____ EXTRAIT DU DOCUMENT
La Grande Pharmacie Sainte Catherine accueille entre 1500 et 2000 patient.es quotidiennement. En ce moment, cela représente environ six vaccins et une dizaine de dépistages au Covid-19 chaque jour. « Au dernier pic du virus en septembre, on a atteint 30 tests en une journée » Autant de tâches qui s’additionnent à celles plus classiques, comme la vente au comptoir, le rangement, la formation des stagiaires et le dépistage des maladies saisonnières comme l’angine.
Mais si la fiche de poste des pharmacien.es s’est allongée, c’est leur fiche de paie qui fait débat. Alors que pendant la pandémie, l’Assurance maladie donnait 21 euros aux pharmaciens pour chaque dépistage au Covid-19, ce montant est descendu à 16 euros depuis. Quant à l’aide aux téléconsultations, auxquelles les patient·es ont de plus en plus recours, leur rémunération est plafonnée à 700 euros par an. D’après les pharmacien·nes, ces tarifs ne sont pas à la hauteur du temps consacré aux nouvelles missions. « Les trois rendez-vous de suivi pharmaceutique de 30 minutes ne nous rapportent que 50 euros » détaille Kenza Branger, assistante pharmacienne à la Pharmacie de la Flèche (Bordeaux).
La déconnexion entre la charge de travail et la rémunération est peut-être ce qui décourage la profession. Fin 2022, le président de la Fédération des Syndicats Pharmaceutiques de France Philippe Besset déplorait déjà que 15 000 pharmacien·nes et préparateur·es manquaient dans le réseau officinal français, soit 10% des effectifs. « Trouver du personnel est devenu épouvantable”, assène Pauline Lespes. « Le turn-over est tellement énorme qu’avec mes deux ans d’ancienneté, je suis considérée comme une des “vieilles” de la pharmacie ». Résultat: les pharmacies recourent de plus en plus aux étudiant·es en pharmacie pour combler le manque, en leur déléguant des plus petites tâches comme le rangement.
Relation avec le patient: du bon… et du mauvais
Plus de missions, c’est aussi plus d’interactions entre les pharmacien·nes et leurs patient·es. «On crée un lien privilégié avec eux, quand on discute avant une injection ou quand on les aide pendant la téléconsultation » relève Kenza Banger, assistante à la Pharmacie de la Flèche, en sortant de la salle de vaccination. « On ne se restreint plus à donner des boîtes de médicaments derrière un comptoir ». Même son de cloche à la Pharmacie des Carmes, où Carolina, pharmacienne titulaire, s’avance: « Nous sommes devenus de vrais acteurs de la santé des patients ».
________
Poursuivez, s'il vous plaît, l'extrait sur le métier de pharmacien en officine à partir de sa dernière phrase. Les données qui suivent proviennent d'une autre source.
____ DONNÉES EXTRAITES
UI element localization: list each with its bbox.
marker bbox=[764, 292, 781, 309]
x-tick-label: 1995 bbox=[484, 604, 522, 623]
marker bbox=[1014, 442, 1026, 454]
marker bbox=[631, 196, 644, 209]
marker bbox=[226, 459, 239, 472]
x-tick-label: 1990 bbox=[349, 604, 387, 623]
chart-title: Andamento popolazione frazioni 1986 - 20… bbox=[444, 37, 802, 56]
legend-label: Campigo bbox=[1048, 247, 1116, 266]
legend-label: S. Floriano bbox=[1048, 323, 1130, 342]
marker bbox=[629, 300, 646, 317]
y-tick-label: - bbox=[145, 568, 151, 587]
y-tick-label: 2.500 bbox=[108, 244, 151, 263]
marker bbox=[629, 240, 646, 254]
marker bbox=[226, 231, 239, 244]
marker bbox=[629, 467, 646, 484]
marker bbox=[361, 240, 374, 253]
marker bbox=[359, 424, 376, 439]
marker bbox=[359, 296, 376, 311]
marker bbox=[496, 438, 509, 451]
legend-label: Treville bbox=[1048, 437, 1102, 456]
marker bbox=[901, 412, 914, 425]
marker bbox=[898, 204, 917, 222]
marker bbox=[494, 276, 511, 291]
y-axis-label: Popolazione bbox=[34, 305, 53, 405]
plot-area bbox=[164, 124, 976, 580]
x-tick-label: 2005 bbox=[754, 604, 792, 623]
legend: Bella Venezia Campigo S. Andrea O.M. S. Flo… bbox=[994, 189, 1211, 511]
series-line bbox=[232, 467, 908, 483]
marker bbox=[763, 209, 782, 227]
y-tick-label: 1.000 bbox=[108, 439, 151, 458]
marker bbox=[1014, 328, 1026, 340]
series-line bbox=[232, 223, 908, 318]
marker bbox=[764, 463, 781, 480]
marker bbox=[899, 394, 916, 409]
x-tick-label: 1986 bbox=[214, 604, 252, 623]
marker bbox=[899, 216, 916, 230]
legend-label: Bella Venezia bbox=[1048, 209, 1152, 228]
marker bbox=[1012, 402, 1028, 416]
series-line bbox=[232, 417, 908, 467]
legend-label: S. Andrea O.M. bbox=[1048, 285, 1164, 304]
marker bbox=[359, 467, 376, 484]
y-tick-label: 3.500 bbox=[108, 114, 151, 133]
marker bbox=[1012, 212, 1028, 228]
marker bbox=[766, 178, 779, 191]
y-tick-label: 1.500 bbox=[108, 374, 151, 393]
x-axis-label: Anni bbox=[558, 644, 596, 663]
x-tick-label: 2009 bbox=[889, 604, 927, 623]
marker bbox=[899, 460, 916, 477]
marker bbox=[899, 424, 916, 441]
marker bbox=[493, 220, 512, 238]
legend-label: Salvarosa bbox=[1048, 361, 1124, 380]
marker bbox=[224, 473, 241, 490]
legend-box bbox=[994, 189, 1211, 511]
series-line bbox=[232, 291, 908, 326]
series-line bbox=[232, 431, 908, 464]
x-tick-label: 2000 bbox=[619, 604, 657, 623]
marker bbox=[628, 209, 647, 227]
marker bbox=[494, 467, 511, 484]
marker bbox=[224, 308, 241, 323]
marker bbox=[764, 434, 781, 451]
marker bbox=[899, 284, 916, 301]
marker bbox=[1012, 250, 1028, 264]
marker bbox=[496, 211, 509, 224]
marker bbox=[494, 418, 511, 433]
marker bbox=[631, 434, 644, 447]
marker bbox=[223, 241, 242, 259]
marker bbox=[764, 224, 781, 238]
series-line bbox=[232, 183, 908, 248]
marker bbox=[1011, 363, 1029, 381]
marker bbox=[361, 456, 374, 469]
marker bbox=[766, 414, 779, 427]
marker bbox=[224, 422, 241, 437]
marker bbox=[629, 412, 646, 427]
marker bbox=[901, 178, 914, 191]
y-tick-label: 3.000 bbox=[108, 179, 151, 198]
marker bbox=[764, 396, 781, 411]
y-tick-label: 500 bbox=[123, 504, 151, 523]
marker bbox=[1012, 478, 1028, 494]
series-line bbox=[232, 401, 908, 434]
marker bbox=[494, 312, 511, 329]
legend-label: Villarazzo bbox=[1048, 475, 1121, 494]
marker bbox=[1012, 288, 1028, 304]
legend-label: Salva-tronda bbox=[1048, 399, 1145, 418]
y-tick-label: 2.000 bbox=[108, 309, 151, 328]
________
RÉPONSE:
Ce nouveau rôle crée des attentes chez certain.es patient.es, et parfois de la frustration. Comme pour Marie-Luce, cliente régulière des Carmes: « Ils essaient d’être présents pour nous guider, mais ils sont toujours en train de faire dix choses en même temps», regrette-t-elle, indécise devant le rayon dermatologique. Un mécontentement que Carolina interprète comme une incompréhension de leur profession: « Ils nous prennent comme des médecins sans rendez-vous et pensent qu’on est à leur disposition».
Entre soignant de proximité et commerçant de la santé
Malgré l’importance prise par les pharmacien·nes auprès de leurs patient·es, ils et elles n’estiment pas avoir une reconnaissance suffisante dans la chaîne de soins. Notamment parce qu’à actes équivalents, leurs rémunérations restent très inférieures à celles perçues par les médecins: l’Assurance maladie rétribue ainsi à hauteur de sept euros la réalisation du dépistage pour l’angine en officine, quand elle rembourse un médecin traitant 25 euros.
A cela s’ajoute la nécessité de suivre des formations pour la réalisation de tous actes de soin, non dédommagées et systématiquement justifiées auprès de l’ARS (Agence Régionale de Santé). « Pour délivrer un simple kit de dépistage du cancer colorectal, il a fallu suivre 3 heures de formation » soupire Carolina. Malgré tout les pharmacien·nes insistent sur le caractère essentiel de leur profession. « Après les médecins, les infirmiers, ce sont les pharmaciens que l’on vient voir», rappelle Pauline. « Nous sommes le dernier maillon de la chaîne du soin ».